Task to complete:
Copy each of the rows below word for word, leaving every character unchanged.

Available records:
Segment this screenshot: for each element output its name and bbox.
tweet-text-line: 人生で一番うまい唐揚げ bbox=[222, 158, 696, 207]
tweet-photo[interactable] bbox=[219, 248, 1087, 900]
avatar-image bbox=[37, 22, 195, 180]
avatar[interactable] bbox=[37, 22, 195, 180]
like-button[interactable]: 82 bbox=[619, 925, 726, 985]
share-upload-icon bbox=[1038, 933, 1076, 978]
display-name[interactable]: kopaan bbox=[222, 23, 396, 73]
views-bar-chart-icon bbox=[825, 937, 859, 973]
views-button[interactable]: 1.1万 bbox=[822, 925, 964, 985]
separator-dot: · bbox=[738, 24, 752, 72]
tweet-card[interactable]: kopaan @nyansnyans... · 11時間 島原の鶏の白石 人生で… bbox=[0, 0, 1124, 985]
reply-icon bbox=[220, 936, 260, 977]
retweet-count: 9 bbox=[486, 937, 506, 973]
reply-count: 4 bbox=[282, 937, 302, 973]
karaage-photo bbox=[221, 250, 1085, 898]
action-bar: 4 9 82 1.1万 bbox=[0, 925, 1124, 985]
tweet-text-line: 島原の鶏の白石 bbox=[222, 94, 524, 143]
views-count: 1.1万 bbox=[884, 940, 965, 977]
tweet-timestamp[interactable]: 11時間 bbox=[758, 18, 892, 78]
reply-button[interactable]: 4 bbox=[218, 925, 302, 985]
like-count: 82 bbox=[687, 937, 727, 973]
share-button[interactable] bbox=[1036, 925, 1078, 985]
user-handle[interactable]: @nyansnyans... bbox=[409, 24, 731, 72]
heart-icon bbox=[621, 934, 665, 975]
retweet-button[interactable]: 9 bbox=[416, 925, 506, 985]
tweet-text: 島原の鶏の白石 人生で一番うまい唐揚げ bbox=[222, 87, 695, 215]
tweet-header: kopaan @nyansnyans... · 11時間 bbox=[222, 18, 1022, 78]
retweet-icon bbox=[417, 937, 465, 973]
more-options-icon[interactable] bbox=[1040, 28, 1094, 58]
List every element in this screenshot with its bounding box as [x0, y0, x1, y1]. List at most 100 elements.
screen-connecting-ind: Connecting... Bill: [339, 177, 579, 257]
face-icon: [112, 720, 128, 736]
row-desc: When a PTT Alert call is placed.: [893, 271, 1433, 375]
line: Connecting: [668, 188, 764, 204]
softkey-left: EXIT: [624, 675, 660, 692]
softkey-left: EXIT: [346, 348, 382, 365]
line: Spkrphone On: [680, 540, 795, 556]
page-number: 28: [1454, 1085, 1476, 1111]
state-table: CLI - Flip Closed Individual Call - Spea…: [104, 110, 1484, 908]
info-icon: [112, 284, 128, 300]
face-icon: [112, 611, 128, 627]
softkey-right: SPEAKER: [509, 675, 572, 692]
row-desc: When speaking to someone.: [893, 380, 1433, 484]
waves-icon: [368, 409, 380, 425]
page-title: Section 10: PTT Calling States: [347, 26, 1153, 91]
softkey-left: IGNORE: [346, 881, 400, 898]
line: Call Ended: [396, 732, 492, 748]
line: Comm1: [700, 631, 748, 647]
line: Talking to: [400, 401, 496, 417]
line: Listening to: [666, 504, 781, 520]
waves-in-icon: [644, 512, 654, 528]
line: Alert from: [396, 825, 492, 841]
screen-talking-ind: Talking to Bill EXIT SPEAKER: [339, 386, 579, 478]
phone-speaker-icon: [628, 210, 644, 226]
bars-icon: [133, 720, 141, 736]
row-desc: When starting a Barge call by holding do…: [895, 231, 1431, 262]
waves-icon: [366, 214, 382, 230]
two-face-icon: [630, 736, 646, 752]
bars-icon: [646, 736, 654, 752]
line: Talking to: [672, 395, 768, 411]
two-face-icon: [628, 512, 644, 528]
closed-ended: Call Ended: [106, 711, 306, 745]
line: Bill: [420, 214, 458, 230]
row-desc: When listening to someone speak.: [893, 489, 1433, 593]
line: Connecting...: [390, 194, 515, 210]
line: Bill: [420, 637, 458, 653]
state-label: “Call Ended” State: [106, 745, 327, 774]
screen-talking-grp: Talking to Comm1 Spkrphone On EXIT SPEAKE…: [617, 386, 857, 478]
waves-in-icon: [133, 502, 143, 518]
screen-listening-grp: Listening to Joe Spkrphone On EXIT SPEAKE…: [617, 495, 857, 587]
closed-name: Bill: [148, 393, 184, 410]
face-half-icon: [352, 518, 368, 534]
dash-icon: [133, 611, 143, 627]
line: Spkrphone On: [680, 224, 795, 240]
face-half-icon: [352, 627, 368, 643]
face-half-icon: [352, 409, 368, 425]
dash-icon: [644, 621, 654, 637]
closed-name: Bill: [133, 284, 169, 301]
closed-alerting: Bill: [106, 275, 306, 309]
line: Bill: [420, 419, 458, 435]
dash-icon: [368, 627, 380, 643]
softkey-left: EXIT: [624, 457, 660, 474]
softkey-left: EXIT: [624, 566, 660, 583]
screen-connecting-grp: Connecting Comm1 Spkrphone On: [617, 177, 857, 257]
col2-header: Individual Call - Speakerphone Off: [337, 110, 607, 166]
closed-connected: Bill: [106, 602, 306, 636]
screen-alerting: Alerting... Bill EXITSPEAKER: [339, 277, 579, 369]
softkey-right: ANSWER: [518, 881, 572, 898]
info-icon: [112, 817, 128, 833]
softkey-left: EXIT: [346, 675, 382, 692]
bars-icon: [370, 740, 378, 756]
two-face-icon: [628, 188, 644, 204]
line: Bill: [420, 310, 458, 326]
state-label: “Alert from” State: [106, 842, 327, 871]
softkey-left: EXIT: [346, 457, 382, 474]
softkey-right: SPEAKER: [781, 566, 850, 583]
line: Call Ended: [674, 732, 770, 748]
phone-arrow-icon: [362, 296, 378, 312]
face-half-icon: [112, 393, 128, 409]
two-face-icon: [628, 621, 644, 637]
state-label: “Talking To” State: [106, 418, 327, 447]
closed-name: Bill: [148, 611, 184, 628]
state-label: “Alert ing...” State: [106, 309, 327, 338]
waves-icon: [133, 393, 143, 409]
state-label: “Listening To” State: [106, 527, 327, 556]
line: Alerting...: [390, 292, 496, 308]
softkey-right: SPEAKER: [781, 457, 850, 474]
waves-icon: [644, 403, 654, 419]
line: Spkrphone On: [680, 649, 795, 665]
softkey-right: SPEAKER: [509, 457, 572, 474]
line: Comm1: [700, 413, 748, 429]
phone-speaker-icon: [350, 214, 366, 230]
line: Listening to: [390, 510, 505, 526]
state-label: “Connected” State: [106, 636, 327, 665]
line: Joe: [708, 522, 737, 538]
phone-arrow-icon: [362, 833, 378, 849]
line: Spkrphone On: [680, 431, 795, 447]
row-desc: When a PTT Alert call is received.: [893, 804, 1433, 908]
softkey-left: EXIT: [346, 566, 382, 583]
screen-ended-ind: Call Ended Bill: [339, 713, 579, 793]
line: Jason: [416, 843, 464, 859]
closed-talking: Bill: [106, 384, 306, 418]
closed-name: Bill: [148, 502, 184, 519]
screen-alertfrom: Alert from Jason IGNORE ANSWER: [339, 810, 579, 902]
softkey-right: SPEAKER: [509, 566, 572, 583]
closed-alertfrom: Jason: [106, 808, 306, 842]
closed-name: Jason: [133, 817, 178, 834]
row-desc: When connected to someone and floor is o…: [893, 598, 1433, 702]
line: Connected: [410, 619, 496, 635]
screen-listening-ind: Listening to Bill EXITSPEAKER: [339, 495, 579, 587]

Response to this exercise:
Segment this screenshot: for each element output its name and bbox.
tweet-text-line: 人生で一番うまい唐揚げ bbox=[222, 158, 696, 207]
tweet-photo[interactable] bbox=[219, 248, 1087, 900]
avatar-image bbox=[37, 22, 195, 180]
avatar[interactable] bbox=[37, 22, 195, 180]
like-button[interactable]: 82 bbox=[619, 925, 726, 985]
share-upload-icon bbox=[1038, 933, 1076, 978]
display-name[interactable]: kopaan bbox=[222, 23, 396, 73]
views-bar-chart-icon bbox=[825, 937, 859, 973]
views-button[interactable]: 1.1万 bbox=[822, 925, 964, 985]
separator-dot: · bbox=[738, 24, 752, 72]
tweet-card[interactable]: kopaan @nyansnyans... · 11時間 島原の鶏の白石 人生で… bbox=[0, 0, 1124, 985]
reply-icon bbox=[220, 936, 260, 977]
retweet-count: 9 bbox=[486, 937, 506, 973]
reply-count: 4 bbox=[282, 937, 302, 973]
karaage-photo bbox=[221, 250, 1085, 898]
action-bar: 4 9 82 1.1万 bbox=[0, 925, 1124, 985]
tweet-text-line: 島原の鶏の白石 bbox=[222, 94, 524, 143]
views-count: 1.1万 bbox=[884, 940, 965, 977]
tweet-timestamp[interactable]: 11時間 bbox=[758, 18, 892, 78]
reply-button[interactable]: 4 bbox=[218, 925, 302, 985]
like-count: 82 bbox=[687, 937, 727, 973]
share-button[interactable] bbox=[1036, 925, 1078, 985]
user-handle[interactable]: @nyansnyans... bbox=[409, 24, 731, 72]
heart-icon bbox=[621, 934, 665, 975]
retweet-button[interactable]: 9 bbox=[416, 925, 506, 985]
tweet-text: 島原の鶏の白石 人生で一番うまい唐揚げ bbox=[222, 87, 695, 215]
tweet-header: kopaan @nyansnyans... · 11時間 bbox=[222, 18, 1022, 78]
retweet-icon bbox=[417, 937, 465, 973]
more-options-icon[interactable] bbox=[1040, 28, 1094, 58]
List every element in this screenshot with its bounding box as [x0, y0, x1, y1]. List at most 100 elements.
screen-connecting-ind: Connecting... Bill: [339, 177, 579, 257]
face-icon: [112, 720, 128, 736]
row-desc: When a PTT Alert call is placed.: [893, 271, 1433, 375]
line: Connecting: [668, 188, 764, 204]
softkey-left: EXIT: [624, 675, 660, 692]
softkey-left: EXIT: [346, 348, 382, 365]
line: Spkrphone On: [680, 540, 795, 556]
page-number: 28: [1454, 1085, 1476, 1111]
state-table: CLI - Flip Closed Individual Call - Spea…: [104, 110, 1484, 908]
info-icon: [112, 284, 128, 300]
face-icon: [112, 611, 128, 627]
softkey-right: SPEAKER: [509, 675, 572, 692]
row-desc: When speaking to someone.: [893, 380, 1433, 484]
waves-icon: [368, 409, 380, 425]
page-title: Section 10: PTT Calling States: [347, 26, 1153, 91]
softkey-left: IGNORE: [346, 881, 400, 898]
line: Call Ended: [396, 732, 492, 748]
line: Comm1: [700, 631, 748, 647]
line: Talking to: [400, 401, 496, 417]
line: Listening to: [666, 504, 781, 520]
waves-in-icon: [644, 512, 654, 528]
line: Alert from: [396, 825, 492, 841]
screen-talking-ind: Talking to Bill EXIT SPEAKER: [339, 386, 579, 478]
phone-speaker-icon: [628, 210, 644, 226]
bars-icon: [133, 720, 141, 736]
row-desc: When starting a Barge call by holding do…: [895, 231, 1431, 262]
waves-icon: [366, 214, 382, 230]
two-face-icon: [630, 736, 646, 752]
bars-icon: [646, 736, 654, 752]
line: Talking to: [672, 395, 768, 411]
two-face-icon: [628, 512, 644, 528]
closed-ended: Call Ended: [106, 711, 306, 745]
line: Bill: [420, 214, 458, 230]
row-desc: When listening to someone speak.: [893, 489, 1433, 593]
line: Connecting...: [390, 194, 515, 210]
line: Bill: [420, 637, 458, 653]
state-label: “Call Ended” State: [106, 745, 327, 774]
screen-talking-grp: Talking to Comm1 Spkrphone On EXIT SPEAKE…: [617, 386, 857, 478]
waves-in-icon: [133, 502, 143, 518]
screen-listening-grp: Listening to Joe Spkrphone On EXIT SPEAKE…: [617, 495, 857, 587]
closed-name: Bill: [148, 393, 184, 410]
face-half-icon: [352, 518, 368, 534]
dash-icon: [133, 611, 143, 627]
line: Spkrphone On: [680, 224, 795, 240]
face-half-icon: [352, 627, 368, 643]
face-half-icon: [352, 409, 368, 425]
dash-icon: [644, 621, 654, 637]
closed-name: Bill: [133, 284, 169, 301]
closed-alerting: Bill: [106, 275, 306, 309]
line: Bill: [420, 419, 458, 435]
dash-icon: [368, 627, 380, 643]
softkey-left: EXIT: [624, 457, 660, 474]
softkey-left: EXIT: [624, 566, 660, 583]
screen-connecting-grp: Connecting Comm1 Spkrphone On: [617, 177, 857, 257]
col2-header: Individual Call - Speakerphone Off: [337, 110, 607, 166]
closed-connected: Bill: [106, 602, 306, 636]
screen-alerting: Alerting... Bill EXITSPEAKER: [339, 277, 579, 369]
softkey-right: ANSWER: [518, 881, 572, 898]
info-icon: [112, 817, 128, 833]
softkey-left: EXIT: [346, 675, 382, 692]
bars-icon: [370, 740, 378, 756]
two-face-icon: [628, 188, 644, 204]
line: Bill: [420, 310, 458, 326]
state-label: “Alert from” State: [106, 842, 327, 871]
softkey-left: EXIT: [346, 457, 382, 474]
softkey-right: SPEAKER: [781, 566, 850, 583]
line: Call Ended: [674, 732, 770, 748]
phone-arrow-icon: [362, 296, 378, 312]
face-half-icon: [112, 393, 128, 409]
two-face-icon: [628, 621, 644, 637]
state-label: “Talking To” State: [106, 418, 327, 447]
closed-name: Bill: [148, 611, 184, 628]
state-label: “Alert ing...” State: [106, 309, 327, 338]
waves-icon: [133, 393, 143, 409]
state-label: “Listening To” State: [106, 527, 327, 556]
line: Alerting...: [390, 292, 496, 308]
softkey-right: SPEAKER: [781, 457, 850, 474]
waves-icon: [644, 403, 654, 419]
line: Spkrphone On: [680, 649, 795, 665]
softkey-right: SPEAKER: [509, 457, 572, 474]
line: Comm1: [700, 413, 748, 429]
phone-speaker-icon: [350, 214, 366, 230]
line: Listening to: [390, 510, 505, 526]
state-label: “Connected” State: [106, 636, 327, 665]
line: Joe: [708, 522, 737, 538]
phone-arrow-icon: [362, 833, 378, 849]
line: Spkrphone On: [680, 431, 795, 447]
row-desc: When a PTT Alert call is received.: [893, 804, 1433, 908]
softkey-left: EXIT: [346, 566, 382, 583]
screen-ended-ind: Call Ended Bill: [339, 713, 579, 793]
line: Jason: [416, 843, 464, 859]
closed-talking: Bill: [106, 384, 306, 418]
closed-name: Bill: [148, 502, 184, 519]
screen-alertfrom: Alert from Jason IGNORE ANSWER: [339, 810, 579, 902]
softkey-right: SPEAKER: [509, 566, 572, 583]
closed-alertfrom: Jason: [106, 808, 306, 842]
closed-name: Jason: [133, 817, 178, 834]
row-desc: When connected to someone and floor is o…: [893, 598, 1433, 702]
line: Connected: [410, 619, 496, 635]
screen-listening-ind: Listening to Bill EXITSPEAKER: [339, 495, 579, 587]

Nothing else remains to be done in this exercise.